### Exercise prompt:
Locate all lines in the data below that hold "Claim" and show them.

(Data excerpts)

▼

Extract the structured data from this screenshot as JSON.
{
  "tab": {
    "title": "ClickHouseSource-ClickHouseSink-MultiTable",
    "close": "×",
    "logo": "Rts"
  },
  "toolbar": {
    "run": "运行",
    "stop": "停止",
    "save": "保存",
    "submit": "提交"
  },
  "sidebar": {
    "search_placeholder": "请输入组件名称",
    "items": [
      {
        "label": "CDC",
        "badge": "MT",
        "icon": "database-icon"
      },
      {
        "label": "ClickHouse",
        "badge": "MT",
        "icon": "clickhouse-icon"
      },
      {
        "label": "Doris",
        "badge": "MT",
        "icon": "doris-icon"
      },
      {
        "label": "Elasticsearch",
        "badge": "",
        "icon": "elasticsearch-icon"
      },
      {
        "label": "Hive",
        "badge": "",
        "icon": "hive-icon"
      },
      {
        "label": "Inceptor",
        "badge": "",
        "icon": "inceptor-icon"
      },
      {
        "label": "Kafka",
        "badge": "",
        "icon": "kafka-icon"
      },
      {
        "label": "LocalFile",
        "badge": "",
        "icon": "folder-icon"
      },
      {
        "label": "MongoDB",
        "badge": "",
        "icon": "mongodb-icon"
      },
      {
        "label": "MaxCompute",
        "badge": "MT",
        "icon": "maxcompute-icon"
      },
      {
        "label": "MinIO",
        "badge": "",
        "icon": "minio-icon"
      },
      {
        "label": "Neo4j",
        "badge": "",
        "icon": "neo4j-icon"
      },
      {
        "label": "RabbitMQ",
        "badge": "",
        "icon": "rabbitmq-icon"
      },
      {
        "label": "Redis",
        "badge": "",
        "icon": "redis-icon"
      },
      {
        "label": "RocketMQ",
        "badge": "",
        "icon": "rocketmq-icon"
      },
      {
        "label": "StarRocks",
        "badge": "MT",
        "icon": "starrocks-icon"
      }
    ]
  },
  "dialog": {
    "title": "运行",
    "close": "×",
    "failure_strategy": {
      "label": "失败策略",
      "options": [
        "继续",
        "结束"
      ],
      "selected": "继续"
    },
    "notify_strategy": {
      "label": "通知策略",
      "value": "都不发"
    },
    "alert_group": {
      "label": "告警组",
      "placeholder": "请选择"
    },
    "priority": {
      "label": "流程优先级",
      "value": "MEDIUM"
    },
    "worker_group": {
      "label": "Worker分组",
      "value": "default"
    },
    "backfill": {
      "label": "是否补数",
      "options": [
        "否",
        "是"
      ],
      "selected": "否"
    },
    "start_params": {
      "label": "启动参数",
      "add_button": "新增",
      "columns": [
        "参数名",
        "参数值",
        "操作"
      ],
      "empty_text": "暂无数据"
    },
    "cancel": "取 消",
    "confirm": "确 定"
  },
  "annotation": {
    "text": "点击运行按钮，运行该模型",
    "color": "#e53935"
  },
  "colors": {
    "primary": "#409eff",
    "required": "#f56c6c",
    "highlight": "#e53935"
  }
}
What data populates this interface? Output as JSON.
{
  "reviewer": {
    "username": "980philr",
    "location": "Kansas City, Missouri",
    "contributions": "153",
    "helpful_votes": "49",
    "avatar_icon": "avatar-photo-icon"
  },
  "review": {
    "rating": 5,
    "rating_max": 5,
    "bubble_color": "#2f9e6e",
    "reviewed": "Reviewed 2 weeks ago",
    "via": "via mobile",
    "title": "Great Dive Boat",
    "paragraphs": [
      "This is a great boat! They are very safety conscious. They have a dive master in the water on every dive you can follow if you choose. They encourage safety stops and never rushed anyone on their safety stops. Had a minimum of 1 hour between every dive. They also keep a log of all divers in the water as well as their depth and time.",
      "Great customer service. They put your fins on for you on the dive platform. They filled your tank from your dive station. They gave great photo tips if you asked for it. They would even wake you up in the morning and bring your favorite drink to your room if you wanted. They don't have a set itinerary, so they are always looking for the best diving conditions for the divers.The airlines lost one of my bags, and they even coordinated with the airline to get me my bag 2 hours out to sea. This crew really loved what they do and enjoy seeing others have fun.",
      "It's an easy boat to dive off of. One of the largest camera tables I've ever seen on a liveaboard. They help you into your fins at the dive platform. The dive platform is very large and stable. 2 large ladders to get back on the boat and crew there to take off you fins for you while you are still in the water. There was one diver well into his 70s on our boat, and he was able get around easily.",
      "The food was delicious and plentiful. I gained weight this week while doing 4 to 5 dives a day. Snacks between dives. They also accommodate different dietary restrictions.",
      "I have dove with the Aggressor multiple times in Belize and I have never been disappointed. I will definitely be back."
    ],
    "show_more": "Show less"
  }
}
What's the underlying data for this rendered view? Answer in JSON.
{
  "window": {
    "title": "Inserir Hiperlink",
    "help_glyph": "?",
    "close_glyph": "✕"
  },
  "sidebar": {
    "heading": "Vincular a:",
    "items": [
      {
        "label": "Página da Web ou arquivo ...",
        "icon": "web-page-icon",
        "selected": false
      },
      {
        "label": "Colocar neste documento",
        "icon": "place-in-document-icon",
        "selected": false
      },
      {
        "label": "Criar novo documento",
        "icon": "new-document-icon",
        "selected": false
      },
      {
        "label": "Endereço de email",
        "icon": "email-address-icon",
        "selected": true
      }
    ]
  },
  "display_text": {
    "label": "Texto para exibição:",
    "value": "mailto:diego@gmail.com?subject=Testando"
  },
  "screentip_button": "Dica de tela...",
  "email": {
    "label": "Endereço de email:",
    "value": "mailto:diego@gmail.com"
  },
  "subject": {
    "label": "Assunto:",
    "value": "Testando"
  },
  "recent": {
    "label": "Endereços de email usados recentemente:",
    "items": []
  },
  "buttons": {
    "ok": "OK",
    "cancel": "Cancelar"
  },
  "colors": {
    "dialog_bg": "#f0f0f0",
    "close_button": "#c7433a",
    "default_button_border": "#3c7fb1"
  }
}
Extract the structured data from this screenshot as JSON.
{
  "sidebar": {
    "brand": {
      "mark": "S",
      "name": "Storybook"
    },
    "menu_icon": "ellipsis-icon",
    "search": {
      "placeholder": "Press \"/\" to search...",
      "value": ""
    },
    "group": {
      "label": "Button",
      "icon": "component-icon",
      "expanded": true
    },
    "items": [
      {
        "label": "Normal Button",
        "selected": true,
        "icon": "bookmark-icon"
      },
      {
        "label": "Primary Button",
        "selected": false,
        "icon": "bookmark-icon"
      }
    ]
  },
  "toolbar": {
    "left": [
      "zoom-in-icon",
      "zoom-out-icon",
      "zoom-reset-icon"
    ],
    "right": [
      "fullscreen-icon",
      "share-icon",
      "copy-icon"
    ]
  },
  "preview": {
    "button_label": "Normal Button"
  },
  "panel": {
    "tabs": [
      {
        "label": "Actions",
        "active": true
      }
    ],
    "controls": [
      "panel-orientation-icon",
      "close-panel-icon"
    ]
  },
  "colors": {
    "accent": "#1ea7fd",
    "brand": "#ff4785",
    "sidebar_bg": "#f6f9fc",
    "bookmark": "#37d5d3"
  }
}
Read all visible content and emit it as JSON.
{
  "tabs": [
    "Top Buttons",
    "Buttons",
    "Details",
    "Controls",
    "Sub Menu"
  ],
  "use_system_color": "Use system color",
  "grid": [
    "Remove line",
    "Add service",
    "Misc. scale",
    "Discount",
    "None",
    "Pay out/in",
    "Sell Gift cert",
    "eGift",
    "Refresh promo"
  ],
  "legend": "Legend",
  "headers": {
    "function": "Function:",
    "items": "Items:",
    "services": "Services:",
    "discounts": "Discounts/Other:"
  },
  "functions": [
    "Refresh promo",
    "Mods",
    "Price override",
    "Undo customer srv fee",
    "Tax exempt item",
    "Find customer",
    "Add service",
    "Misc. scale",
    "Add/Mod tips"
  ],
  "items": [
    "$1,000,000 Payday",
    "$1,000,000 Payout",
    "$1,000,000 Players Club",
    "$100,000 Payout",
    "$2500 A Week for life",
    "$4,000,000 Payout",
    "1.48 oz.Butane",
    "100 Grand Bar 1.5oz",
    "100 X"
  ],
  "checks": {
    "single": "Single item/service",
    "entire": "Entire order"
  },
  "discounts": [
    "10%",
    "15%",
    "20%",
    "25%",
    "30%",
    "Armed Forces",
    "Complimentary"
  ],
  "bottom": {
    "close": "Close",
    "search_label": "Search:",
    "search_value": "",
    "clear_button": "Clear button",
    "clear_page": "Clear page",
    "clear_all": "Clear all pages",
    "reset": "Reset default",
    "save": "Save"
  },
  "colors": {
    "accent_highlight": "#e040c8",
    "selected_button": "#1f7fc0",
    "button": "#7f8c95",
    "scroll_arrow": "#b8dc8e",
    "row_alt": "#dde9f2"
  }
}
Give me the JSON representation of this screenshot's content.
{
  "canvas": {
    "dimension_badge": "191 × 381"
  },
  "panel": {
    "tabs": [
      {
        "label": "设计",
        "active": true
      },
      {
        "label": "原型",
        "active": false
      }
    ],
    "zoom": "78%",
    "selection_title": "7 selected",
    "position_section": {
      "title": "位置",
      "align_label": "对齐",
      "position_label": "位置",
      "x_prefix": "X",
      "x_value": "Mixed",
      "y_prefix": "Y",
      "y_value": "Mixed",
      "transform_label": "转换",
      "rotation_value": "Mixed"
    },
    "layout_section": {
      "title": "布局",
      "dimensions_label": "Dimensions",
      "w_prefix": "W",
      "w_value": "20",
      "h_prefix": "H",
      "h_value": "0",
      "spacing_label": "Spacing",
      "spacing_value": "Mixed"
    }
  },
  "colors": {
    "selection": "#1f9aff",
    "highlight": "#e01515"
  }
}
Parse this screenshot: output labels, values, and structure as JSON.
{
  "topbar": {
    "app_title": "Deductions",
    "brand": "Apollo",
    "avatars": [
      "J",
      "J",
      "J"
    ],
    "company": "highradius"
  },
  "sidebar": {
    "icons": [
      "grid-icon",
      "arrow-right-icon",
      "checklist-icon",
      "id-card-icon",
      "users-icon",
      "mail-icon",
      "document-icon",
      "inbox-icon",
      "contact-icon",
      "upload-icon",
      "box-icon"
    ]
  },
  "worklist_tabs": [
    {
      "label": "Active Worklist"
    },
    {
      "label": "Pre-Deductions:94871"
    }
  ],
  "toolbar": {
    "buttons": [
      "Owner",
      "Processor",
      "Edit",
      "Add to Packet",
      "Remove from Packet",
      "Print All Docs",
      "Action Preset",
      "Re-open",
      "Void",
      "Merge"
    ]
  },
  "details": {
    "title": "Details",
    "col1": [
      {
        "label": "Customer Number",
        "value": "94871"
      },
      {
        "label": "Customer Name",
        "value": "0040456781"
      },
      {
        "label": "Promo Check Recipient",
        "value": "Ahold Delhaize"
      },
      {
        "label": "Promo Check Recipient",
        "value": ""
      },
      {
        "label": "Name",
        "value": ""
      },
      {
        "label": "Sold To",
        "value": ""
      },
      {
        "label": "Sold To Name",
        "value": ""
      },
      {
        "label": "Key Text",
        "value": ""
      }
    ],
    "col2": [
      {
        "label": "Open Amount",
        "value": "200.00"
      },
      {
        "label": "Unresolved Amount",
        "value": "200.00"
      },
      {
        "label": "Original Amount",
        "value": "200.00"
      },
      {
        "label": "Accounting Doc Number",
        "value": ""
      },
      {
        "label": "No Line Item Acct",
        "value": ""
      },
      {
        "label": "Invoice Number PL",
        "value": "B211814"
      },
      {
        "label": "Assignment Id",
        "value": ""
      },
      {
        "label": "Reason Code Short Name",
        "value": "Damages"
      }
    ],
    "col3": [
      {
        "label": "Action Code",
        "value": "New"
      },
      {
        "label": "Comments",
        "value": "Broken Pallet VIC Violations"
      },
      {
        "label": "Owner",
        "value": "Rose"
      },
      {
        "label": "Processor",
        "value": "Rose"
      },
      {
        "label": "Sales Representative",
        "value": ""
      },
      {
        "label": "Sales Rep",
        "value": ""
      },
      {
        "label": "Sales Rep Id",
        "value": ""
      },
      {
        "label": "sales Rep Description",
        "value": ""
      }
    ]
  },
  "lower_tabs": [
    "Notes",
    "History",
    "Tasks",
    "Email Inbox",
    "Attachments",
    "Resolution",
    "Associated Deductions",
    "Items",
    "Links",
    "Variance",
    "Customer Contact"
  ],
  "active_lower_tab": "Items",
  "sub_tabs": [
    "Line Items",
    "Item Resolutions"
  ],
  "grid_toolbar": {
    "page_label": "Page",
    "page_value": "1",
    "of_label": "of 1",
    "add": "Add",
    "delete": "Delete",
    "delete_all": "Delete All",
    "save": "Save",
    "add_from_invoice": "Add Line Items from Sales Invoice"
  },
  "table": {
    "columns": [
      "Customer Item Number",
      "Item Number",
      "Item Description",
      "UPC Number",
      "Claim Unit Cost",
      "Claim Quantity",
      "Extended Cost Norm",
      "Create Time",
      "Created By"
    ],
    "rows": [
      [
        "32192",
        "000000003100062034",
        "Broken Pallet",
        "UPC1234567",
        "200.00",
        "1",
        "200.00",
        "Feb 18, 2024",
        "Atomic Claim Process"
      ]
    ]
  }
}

▲

### Task solution:
      "Claim Unit Cost",
      "Claim Quantity",
        "Atomic Claim Process"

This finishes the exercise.